Some records
---+---
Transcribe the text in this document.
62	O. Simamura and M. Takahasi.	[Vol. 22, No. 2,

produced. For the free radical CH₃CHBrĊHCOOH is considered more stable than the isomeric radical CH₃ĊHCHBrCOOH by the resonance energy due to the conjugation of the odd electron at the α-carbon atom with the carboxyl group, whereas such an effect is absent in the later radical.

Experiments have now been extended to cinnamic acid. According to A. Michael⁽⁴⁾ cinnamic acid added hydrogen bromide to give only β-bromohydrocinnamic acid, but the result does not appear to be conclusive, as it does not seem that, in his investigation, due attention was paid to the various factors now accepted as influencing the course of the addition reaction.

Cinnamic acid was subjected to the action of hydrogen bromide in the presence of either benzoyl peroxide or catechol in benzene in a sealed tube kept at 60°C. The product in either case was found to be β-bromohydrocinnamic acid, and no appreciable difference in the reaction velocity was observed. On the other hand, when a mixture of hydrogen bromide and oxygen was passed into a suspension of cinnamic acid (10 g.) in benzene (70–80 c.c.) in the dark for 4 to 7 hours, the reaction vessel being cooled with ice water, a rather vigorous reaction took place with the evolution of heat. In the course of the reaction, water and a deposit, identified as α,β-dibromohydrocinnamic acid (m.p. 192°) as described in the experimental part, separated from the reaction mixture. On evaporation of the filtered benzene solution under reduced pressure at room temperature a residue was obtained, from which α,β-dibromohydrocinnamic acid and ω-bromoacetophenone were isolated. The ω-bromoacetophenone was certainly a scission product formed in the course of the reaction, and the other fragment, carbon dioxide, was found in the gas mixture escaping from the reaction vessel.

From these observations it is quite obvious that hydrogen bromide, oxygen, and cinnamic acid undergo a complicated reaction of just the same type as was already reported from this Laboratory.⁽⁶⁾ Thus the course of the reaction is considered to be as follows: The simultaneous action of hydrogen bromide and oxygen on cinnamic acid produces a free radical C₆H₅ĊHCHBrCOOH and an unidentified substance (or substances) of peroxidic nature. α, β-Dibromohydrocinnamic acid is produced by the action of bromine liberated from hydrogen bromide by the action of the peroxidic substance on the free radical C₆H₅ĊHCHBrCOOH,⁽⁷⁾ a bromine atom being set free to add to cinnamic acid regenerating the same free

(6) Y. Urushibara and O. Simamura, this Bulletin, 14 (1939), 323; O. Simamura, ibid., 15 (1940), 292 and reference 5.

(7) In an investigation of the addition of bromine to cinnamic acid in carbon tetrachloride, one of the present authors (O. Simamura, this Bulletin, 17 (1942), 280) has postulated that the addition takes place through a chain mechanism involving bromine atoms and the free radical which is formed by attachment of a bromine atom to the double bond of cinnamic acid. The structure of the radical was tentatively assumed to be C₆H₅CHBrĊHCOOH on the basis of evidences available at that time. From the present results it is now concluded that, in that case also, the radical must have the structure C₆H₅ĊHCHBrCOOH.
---+---
#### Required work
Copy out the lines in which the string "bromine" appears.

#### Right answer
From these observations it is quite obvious that hydrogen bromide, oxygen, and cinnamic acid undergo a complicated reaction of just the same type as was already reported from this Laboratory.⁽⁶⁾ Thus the course of the reaction is considered to be as follows: The simultaneous action of hydrogen bromide and oxygen on cinnamic acid produces a free radical C₆H₅ĊHCHBrCOOH and an unidentified substance (or substances) of peroxidic nature. α, β-Dibromohydrocinnamic acid is produced by the action of bromine liberated from hydrogen bromide by the action of the peroxidic substance on the free radical C₆H₅ĊHCHBrCOOH,⁽⁷⁾ a bromine atom being set free to add to cinnamic acid regenerating the same free
(7) In an investigation of the addition of bromine to cinnamic acid in carbon tetrachloride, one of the present authors (O. Simamura, this Bulletin, 17 (1942), 280) has postulated that the addition takes place through a chain mechanism involving bromine atoms and the free radical which is formed by attachment of a bromine atom to the double bond of cinnamic acid. The structure of the radical was tentatively assumed to be C₆H₅CHBrĊHCOOH on the basis of evidences available at that time. From the present results it is now concluded that, in that case also, the radical must have the structure C₆H₅ĊHCHBrCOOH.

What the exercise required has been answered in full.